Dataset entries on figures
★ ★ ★ ★ ★
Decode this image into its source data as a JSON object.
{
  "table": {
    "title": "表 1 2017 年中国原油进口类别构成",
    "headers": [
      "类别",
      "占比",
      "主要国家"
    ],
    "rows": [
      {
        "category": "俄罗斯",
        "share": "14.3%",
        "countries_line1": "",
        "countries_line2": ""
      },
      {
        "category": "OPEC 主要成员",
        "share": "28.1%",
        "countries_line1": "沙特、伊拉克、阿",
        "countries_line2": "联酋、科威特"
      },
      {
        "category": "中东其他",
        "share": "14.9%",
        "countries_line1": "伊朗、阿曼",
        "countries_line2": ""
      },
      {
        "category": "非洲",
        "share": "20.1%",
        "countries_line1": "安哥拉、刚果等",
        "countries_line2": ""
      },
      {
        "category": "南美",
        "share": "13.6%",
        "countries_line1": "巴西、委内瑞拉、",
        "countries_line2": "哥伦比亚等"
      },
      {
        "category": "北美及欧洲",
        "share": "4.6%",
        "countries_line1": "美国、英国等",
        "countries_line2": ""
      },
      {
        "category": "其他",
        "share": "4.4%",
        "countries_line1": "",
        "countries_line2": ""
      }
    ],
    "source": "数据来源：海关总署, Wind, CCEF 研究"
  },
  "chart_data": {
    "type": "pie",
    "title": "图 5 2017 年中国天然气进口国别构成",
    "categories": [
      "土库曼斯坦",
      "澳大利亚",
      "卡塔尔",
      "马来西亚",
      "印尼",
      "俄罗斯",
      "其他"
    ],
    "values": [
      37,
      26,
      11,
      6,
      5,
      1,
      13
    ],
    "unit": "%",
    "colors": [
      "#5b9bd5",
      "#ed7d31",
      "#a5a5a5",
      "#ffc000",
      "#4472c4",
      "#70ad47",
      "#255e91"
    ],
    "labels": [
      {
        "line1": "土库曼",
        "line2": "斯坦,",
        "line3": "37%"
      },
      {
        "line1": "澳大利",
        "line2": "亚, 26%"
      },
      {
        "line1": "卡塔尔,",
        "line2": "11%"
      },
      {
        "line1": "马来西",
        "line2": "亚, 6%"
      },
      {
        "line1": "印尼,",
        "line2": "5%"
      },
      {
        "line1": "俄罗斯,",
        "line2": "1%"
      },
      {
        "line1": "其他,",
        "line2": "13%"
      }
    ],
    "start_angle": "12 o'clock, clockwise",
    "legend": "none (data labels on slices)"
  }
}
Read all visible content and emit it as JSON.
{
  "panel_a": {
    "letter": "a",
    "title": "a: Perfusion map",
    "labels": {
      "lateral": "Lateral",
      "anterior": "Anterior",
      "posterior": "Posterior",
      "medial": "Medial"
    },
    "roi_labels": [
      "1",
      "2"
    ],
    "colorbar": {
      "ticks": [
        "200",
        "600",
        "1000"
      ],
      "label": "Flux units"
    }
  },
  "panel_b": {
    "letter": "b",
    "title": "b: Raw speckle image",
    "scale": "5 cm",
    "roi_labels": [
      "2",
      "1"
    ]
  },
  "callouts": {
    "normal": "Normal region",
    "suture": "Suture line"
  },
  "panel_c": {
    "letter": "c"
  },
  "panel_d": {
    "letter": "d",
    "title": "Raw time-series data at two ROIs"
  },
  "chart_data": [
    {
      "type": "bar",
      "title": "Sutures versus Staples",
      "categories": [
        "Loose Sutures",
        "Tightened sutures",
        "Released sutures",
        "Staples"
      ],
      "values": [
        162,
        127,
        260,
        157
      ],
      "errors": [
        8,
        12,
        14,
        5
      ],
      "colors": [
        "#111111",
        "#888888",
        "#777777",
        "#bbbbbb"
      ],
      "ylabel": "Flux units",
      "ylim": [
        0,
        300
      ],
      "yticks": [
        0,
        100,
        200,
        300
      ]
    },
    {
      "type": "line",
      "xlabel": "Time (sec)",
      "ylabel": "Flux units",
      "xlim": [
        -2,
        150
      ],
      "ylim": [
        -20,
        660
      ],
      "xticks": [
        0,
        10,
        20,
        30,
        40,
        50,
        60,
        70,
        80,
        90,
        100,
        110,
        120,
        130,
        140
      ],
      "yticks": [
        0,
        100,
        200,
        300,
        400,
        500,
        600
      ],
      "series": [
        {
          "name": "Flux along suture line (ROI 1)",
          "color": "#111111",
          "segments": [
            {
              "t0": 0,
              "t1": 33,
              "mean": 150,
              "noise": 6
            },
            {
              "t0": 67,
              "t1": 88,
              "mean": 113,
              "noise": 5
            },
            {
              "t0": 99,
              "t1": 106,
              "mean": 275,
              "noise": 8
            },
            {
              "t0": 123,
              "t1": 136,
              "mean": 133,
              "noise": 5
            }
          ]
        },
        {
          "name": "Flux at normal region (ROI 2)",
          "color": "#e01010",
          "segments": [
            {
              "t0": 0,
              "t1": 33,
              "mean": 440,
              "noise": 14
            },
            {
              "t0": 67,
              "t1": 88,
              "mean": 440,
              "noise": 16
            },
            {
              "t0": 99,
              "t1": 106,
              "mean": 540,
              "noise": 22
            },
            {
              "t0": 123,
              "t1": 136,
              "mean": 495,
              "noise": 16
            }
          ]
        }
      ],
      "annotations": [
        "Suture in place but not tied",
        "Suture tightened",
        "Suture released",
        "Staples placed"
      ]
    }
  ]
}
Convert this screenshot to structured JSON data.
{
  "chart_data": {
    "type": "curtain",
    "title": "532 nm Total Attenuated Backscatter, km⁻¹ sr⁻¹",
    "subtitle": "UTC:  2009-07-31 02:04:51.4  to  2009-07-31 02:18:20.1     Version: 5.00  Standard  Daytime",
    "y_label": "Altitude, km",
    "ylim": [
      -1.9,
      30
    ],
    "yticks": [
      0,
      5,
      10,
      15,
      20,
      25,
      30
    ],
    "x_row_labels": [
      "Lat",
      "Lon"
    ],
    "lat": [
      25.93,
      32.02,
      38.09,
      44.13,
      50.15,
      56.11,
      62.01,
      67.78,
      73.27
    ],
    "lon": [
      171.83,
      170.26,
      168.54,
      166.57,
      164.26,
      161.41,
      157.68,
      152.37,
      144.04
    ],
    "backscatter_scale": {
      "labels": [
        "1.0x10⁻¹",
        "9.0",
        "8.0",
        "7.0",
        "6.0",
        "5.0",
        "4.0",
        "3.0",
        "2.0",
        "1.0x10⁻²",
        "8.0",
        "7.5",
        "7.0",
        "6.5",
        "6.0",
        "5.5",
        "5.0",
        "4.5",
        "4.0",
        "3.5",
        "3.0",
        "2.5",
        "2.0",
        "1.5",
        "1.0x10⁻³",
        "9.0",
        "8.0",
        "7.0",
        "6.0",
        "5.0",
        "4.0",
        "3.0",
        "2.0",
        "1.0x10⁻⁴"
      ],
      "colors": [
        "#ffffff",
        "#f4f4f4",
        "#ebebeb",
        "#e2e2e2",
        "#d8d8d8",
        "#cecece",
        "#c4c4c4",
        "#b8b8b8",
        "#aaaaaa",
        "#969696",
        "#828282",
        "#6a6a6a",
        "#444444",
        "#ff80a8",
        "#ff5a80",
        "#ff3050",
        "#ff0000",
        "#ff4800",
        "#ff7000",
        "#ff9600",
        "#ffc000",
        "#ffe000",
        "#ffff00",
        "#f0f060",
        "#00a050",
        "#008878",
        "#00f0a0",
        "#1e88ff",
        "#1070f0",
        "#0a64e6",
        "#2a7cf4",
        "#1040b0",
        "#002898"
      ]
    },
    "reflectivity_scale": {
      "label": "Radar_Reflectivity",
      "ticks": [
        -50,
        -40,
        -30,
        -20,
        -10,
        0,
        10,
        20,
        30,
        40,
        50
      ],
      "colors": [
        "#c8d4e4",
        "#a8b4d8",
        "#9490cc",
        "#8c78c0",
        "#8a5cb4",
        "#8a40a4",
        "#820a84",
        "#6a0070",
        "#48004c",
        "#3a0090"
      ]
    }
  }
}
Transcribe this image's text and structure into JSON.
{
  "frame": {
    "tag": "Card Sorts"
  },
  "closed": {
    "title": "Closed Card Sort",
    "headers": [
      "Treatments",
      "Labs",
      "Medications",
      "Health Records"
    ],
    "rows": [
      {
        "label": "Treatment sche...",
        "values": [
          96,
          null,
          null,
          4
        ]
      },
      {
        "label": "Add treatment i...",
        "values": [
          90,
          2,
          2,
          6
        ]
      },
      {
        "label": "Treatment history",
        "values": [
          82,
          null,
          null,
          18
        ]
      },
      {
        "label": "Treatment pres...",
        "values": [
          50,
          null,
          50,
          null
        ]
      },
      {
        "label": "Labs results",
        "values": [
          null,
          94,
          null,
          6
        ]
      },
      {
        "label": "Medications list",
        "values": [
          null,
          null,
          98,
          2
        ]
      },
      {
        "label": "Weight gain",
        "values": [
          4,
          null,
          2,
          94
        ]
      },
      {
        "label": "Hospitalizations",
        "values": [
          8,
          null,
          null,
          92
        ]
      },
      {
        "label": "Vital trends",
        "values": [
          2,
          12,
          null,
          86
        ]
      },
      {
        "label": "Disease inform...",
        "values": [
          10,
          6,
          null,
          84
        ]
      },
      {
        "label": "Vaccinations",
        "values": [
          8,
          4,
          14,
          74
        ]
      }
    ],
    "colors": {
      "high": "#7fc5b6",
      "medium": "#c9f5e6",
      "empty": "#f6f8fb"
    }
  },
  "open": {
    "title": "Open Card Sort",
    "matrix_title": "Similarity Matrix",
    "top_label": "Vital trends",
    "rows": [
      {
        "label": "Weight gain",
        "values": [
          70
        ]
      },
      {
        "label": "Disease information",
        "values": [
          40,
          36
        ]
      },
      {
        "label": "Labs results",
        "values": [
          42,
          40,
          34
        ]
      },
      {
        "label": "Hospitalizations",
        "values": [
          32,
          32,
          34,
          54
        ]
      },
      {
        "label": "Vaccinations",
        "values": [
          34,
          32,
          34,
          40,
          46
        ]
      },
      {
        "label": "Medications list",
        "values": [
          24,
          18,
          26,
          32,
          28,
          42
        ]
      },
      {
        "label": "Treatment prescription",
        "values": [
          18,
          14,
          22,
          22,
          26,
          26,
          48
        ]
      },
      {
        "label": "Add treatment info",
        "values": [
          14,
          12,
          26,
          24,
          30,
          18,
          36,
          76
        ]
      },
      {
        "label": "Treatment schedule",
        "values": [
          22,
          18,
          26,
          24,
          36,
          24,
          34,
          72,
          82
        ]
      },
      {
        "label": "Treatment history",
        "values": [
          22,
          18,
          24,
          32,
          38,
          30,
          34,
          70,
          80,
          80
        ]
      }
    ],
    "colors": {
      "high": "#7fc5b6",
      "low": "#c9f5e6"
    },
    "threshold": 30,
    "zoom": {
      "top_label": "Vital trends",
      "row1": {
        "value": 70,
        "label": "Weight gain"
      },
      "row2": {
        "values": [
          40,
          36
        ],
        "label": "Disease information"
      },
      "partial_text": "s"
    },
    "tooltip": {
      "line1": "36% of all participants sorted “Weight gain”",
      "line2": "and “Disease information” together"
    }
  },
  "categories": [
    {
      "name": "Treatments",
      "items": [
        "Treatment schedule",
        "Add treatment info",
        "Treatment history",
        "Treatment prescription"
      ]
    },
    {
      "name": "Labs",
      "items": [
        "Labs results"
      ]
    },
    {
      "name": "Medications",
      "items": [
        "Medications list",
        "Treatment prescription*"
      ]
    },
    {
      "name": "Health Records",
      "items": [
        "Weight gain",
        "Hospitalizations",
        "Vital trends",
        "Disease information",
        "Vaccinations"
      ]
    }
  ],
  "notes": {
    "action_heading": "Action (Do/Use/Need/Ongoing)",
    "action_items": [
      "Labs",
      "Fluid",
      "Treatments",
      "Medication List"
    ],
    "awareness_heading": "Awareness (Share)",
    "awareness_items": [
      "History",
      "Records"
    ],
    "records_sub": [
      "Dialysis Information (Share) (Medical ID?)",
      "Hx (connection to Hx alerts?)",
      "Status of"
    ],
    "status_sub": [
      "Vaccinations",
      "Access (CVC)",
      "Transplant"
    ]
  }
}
★ ★ ★ ★ ★
[The task] Pull out all lines from the entries above that include the word "trends".

[Result for this exercise]
        "label": "Vital trends",
    "top_label": "Vital trends",
      "top_label": "Vital trends",
        "Vital trends",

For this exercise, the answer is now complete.